▶ [Work to do]:
Return the material word for word. Do not include the pictures.

* START Records for this exercise *

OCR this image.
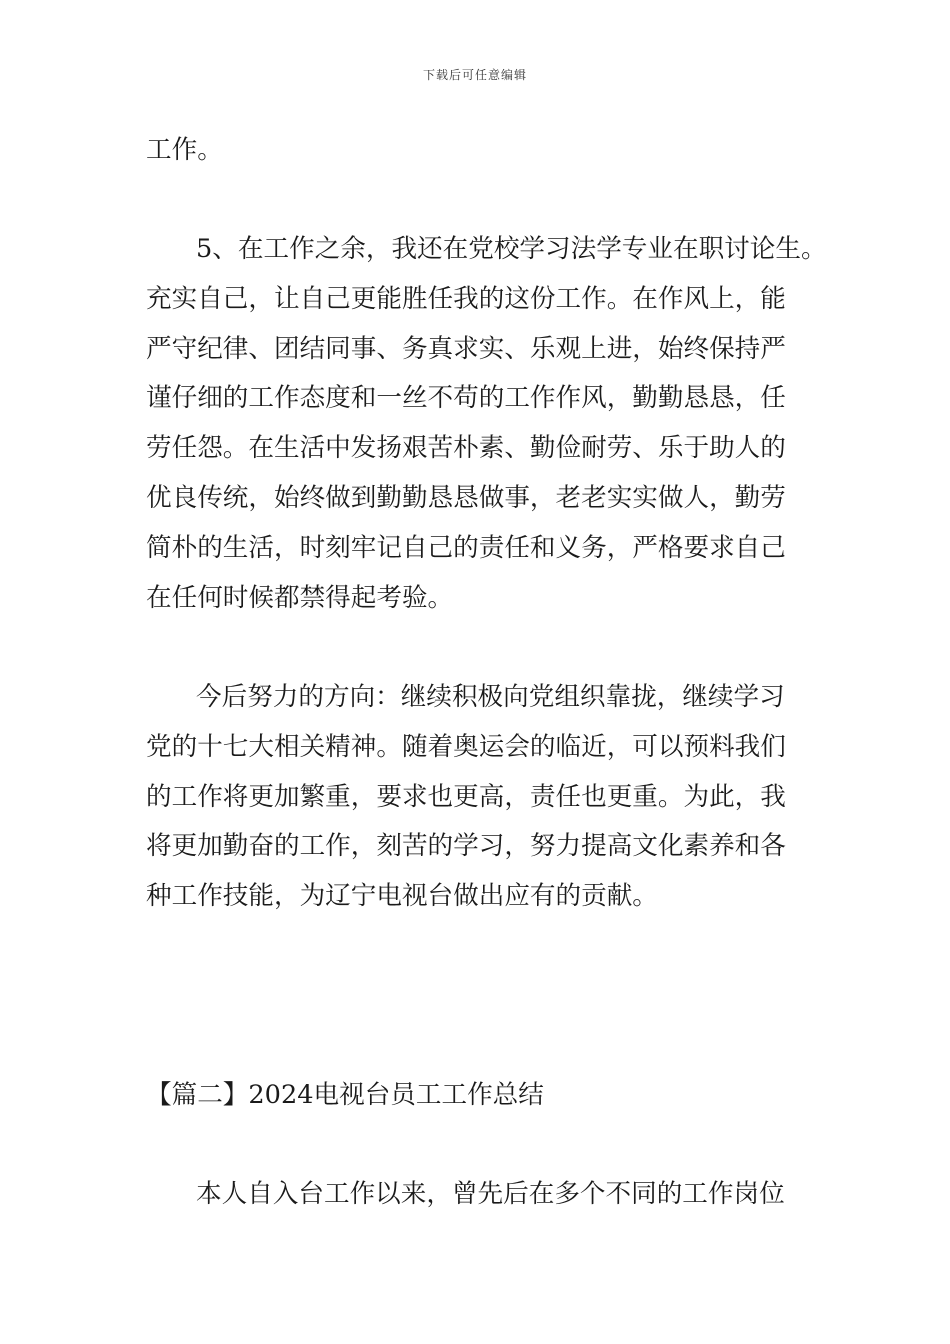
下载后可任意编辑
工作。
5、在工作之余，我还在党校学习法学专业在职讨论生。
充实自己，让自己更能胜任我的这份工作。在作风上，能
严守纪律、团结同事、务真求实、乐观上进，始终保持严
谨仔细的工作态度和一丝不苟的工作作风，勤勤恳恳，任
劳任怨。在生活中发扬艰苦朴素、勤俭耐劳、乐于助人的
优良传统，始终做到勤勤恳恳做事，老老实实做人，勤劳
简朴的生活，时刻牢记自己的责任和义务，严格要求自己
在任何时候都禁得起考验。
今后努力的方向：继续积极向党组织靠拢，继续学习
党的十七大相关精神。随着奥运会的临近，可以预料我们
的工作将更加繁重，要求也更高，责任也更重。为此，我
将更加勤奋的工作，刻苦的学习，努力提高文化素养和各
种工作技能，为辽宁电视台做出应有的贡献。
【篇二】2024电视台员工工作总结
本人自入台工作以来，曾先后在多个不同的工作岗位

* END Records for this exercise *

▶ [Correct output]:
OCR this image.
下载后可任意编辑
工作。
5、在工作之余，我还在党校学习法学专业在职讨论生。
充实自己，让自己更能胜任我的这份工作。在作风上，能
严守纪律、团结同事、务真求实、乐观上进，始终保持严
谨仔细的工作态度和一丝不苟的工作作风，勤勤恳恳，任
劳任怨。在生活中发扬艰苦朴素、勤俭耐劳、乐于助人的
优良传统，始终做到勤勤恳恳做事，老老实实做人，勤劳
简朴的生活，时刻牢记自己的责任和义务，严格要求自己
在任何时候都禁得起考验。
今后努力的方向：继续积极向党组织靠拢，继续学习
党的十七大相关精神。随着奥运会的临近，可以预料我们
的工作将更加繁重，要求也更高，责任也更重。为此，我
将更加勤奋的工作，刻苦的学习，努力提高文化素养和各
种工作技能，为辽宁电视台做出应有的贡献。
【篇二】2024电视台员工工作总结
本人自入台工作以来，曾先后在多个不同的工作岗位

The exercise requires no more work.